**What you need to do**: Copy out all of the data exactly as it appears.

**Dataset records**:
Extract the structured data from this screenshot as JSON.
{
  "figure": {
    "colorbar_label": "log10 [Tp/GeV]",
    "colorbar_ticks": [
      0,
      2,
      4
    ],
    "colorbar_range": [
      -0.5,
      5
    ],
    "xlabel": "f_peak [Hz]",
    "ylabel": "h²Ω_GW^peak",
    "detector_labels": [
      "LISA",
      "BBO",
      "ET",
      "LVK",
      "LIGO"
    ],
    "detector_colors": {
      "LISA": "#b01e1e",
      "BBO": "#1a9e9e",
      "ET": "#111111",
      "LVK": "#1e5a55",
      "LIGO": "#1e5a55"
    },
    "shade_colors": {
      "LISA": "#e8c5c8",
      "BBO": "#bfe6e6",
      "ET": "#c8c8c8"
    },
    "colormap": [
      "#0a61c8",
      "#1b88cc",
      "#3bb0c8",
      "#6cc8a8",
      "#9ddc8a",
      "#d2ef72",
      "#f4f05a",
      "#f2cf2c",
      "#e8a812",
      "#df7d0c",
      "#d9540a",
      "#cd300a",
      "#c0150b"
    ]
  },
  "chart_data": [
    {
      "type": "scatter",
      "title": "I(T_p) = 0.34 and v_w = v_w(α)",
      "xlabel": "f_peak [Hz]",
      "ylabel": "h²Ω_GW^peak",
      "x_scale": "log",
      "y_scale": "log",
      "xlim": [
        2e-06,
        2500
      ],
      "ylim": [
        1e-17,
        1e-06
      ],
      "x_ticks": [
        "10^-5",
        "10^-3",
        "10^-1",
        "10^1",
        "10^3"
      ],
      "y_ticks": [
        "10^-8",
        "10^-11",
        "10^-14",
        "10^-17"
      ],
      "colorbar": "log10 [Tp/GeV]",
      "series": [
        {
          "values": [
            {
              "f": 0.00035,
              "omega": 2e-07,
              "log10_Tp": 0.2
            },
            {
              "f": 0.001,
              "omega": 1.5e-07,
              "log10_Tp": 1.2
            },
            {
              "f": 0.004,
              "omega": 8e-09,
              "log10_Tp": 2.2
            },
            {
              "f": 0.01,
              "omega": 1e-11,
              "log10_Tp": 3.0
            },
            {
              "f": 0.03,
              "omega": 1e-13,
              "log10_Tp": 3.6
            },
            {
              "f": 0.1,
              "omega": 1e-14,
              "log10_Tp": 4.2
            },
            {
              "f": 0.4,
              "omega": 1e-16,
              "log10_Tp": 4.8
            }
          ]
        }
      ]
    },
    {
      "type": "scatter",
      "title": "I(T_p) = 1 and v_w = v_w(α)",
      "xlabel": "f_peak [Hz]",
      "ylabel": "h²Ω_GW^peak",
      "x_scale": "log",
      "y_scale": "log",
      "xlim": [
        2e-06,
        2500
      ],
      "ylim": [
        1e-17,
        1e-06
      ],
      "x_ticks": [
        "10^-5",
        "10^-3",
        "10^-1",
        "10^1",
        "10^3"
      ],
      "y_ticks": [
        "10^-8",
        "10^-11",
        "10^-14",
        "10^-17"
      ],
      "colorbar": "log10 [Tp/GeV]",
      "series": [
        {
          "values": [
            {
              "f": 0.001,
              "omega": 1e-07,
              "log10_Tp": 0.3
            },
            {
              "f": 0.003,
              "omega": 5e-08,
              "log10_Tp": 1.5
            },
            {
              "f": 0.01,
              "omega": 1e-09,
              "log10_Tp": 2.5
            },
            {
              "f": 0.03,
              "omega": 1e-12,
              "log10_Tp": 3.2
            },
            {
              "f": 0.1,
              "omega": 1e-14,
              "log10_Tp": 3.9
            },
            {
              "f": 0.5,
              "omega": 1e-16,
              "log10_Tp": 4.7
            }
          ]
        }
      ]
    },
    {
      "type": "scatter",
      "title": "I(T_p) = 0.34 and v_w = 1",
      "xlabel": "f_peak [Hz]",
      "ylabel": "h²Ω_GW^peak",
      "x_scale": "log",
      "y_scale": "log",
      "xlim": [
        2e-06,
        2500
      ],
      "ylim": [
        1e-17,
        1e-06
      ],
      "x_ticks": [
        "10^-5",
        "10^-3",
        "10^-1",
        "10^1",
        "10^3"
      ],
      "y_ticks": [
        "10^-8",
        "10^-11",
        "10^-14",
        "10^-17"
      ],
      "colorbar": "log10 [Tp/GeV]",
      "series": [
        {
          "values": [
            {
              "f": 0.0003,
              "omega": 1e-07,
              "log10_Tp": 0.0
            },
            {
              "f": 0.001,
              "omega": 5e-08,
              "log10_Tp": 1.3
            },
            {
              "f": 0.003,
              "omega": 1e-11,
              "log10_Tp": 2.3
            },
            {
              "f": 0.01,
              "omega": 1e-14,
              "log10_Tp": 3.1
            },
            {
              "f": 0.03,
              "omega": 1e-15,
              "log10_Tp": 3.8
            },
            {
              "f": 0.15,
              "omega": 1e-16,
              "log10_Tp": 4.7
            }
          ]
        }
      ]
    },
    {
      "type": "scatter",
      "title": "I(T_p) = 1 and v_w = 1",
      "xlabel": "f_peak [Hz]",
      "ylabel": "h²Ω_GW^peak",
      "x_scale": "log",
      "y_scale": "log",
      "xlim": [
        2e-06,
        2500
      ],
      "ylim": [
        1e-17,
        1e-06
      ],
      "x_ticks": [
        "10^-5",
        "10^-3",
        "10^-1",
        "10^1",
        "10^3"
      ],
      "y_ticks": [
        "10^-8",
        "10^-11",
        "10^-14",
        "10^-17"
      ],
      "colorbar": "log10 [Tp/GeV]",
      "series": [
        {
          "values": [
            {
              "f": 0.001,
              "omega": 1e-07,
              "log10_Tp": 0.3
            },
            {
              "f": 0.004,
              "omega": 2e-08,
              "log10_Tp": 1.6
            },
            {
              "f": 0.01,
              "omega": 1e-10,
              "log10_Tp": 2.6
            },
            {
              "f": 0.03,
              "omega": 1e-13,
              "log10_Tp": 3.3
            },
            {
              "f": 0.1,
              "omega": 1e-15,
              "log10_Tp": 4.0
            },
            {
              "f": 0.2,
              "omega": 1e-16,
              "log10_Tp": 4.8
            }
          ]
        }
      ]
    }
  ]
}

**Problem solution**:
Extract the structured data from this screenshot as JSON.
{
  "figure": {
    "colorbar_label": "log10 [Tp/GeV]",
    "colorbar_ticks": [
      0,
      2,
      4
    ],
    "colorbar_range": [
      -0.5,
      5
    ],
    "xlabel": "f_peak [Hz]",
    "ylabel": "h²Ω_GW^peak",
    "detector_labels": [
      "LISA",
      "BBO",
      "ET",
      "LVK",
      "LIGO"
    ],
    "detector_colors": {
      "LISA": "#b01e1e",
      "BBO": "#1a9e9e",
      "ET": "#111111",
      "LVK": "#1e5a55",
      "LIGO": "#1e5a55"
    },
    "shade_colors": {
      "LISA": "#e8c5c8",
      "BBO": "#bfe6e6",
      "ET": "#c8c8c8"
    },
    "colormap": [
      "#0a61c8",
      "#1b88cc",
      "#3bb0c8",
      "#6cc8a8",
      "#9ddc8a",
      "#d2ef72",
      "#f4f05a",
      "#f2cf2c",
      "#e8a812",
      "#df7d0c",
      "#d9540a",
      "#cd300a",
      "#c0150b"
    ]
  },
  "chart_data": [
    {
      "type": "scatter",
      "title": "I(T_p) = 0.34 and v_w = v_w(α)",
      "xlabel": "f_peak [Hz]",
      "ylabel": "h²Ω_GW^peak",
      "x_scale": "log",
      "y_scale": "log",
      "xlim": [
        2e-06,
        2500
      ],
      "ylim": [
        1e-17,
        1e-06
      ],
      "x_ticks": [
        "10^-5",
        "10^-3",
        "10^-1",
        "10^1",
        "10^3"
      ],
      "y_ticks": [
        "10^-8",
        "10^-11",
        "10^-14",
        "10^-17"
      ],
      "colorbar": "log10 [Tp/GeV]",
      "series": [
        {
          "values": [
            {
              "f": 0.00035,
              "omega": 2e-07,
              "log10_Tp": 0.2
            },
            {
              "f": 0.001,
              "omega": 1.5e-07,
              "log10_Tp": 1.2
            },
            {
              "f": 0.004,
              "omega": 8e-09,
              "log10_Tp": 2.2
            },
            {
              "f": 0.01,
              "omega": 1e-11,
              "log10_Tp": 3.0
            },
            {
              "f": 0.03,
              "omega": 1e-13,
              "log10_Tp": 3.6
            },
            {
              "f": 0.1,
              "omega": 1e-14,
              "log10_Tp": 4.2
            },
            {
              "f": 0.4,
              "omega": 1e-16,
              "log10_Tp": 4.8
            }
          ]
        }
      ]
    },
    {
      "type": "scatter",
      "title": "I(T_p) = 1 and v_w = v_w(α)",
      "xlabel": "f_peak [Hz]",
      "ylabel": "h²Ω_GW^peak",
      "x_scale": "log",
      "y_scale": "log",
      "xlim": [
        2e-06,
        2500
      ],
      "ylim": [
        1e-17,
        1e-06
      ],
      "x_ticks": [
        "10^-5",
        "10^-3",
        "10^-1",
        "10^1",
        "10^3"
      ],
      "y_ticks": [
        "10^-8",
        "10^-11",
        "10^-14",
        "10^-17"
      ],
      "colorbar": "log10 [Tp/GeV]",
      "series": [
        {
          "values": [
            {
              "f": 0.001,
              "omega": 1e-07,
              "log10_Tp": 0.3
            },
            {
              "f": 0.003,
              "omega": 5e-08,
              "log10_Tp": 1.5
            },
            {
              "f": 0.01,
              "omega": 1e-09,
              "log10_Tp": 2.5
            },
            {
              "f": 0.03,
              "omega": 1e-12,
              "log10_Tp": 3.2
            },
            {
              "f": 0.1,
              "omega": 1e-14,
              "log10_Tp": 3.9
            },
            {
              "f": 0.5,
              "omega": 1e-16,
              "log10_Tp": 4.7
            }
          ]
        }
      ]
    },
    {
      "type": "scatter",
      "title": "I(T_p) = 0.34 and v_w = 1",
      "xlabel": "f_peak [Hz]",
      "ylabel": "h²Ω_GW^peak",
      "x_scale": "log",
      "y_scale": "log",
      "xlim": [
        2e-06,
        2500
      ],
      "ylim": [
        1e-17,
        1e-06
      ],
      "x_ticks": [
        "10^-5",
        "10^-3",
        "10^-1",
        "10^1",
        "10^3"
      ],
      "y_ticks": [
        "10^-8",
        "10^-11",
        "10^-14",
        "10^-17"
      ],
      "colorbar": "log10 [Tp/GeV]",
      "series": [
        {
          "values": [
            {
              "f": 0.0003,
              "omega": 1e-07,
              "log10_Tp": 0.0
            },
            {
              "f": 0.001,
              "omega": 5e-08,
              "log10_Tp": 1.3
            },
            {
              "f": 0.003,
              "omega": 1e-11,
              "log10_Tp": 2.3
            },
            {
              "f": 0.01,
              "omega": 1e-14,
              "log10_Tp": 3.1
            },
            {
              "f": 0.03,
              "omega": 1e-15,
              "log10_Tp": 3.8
            },
            {
              "f": 0.15,
              "omega": 1e-16,
              "log10_Tp": 4.7
            }
          ]
        }
      ]
    },
    {
      "type": "scatter",
      "title": "I(T_p) = 1 and v_w = 1",
      "xlabel": "f_peak [Hz]",
      "ylabel": "h²Ω_GW^peak",
      "x_scale": "log",
      "y_scale": "log",
      "xlim": [
        2e-06,
        2500
      ],
      "ylim": [
        1e-17,
        1e-06
      ],
      "x_ticks": [
        "10^-5",
        "10^-3",
        "10^-1",
        "10^1",
        "10^3"
      ],
      "y_ticks": [
        "10^-8",
        "10^-11",
        "10^-14",
        "10^-17"
      ],
      "colorbar": "log10 [Tp/GeV]",
      "series": [
        {
          "values": [
            {
              "f": 0.001,
              "omega": 1e-07,
              "log10_Tp": 0.3
            },
            {
              "f": 0.004,
              "omega": 2e-08,
              "log10_Tp": 1.6
            },
            {
              "f": 0.01,
              "omega": 1e-10,
              "log10_Tp": 2.6
            },
            {
              "f": 0.03,
              "omega": 1e-13,
              "log10_Tp": 3.3
            },
            {
              "f": 0.1,
              "omega": 1e-15,
              "log10_Tp": 4.0
            },
            {
              "f": 0.2,
              "omega": 1e-16,
              "log10_Tp": 4.8
            }
          ]
        }
      ]
    }
  ]
}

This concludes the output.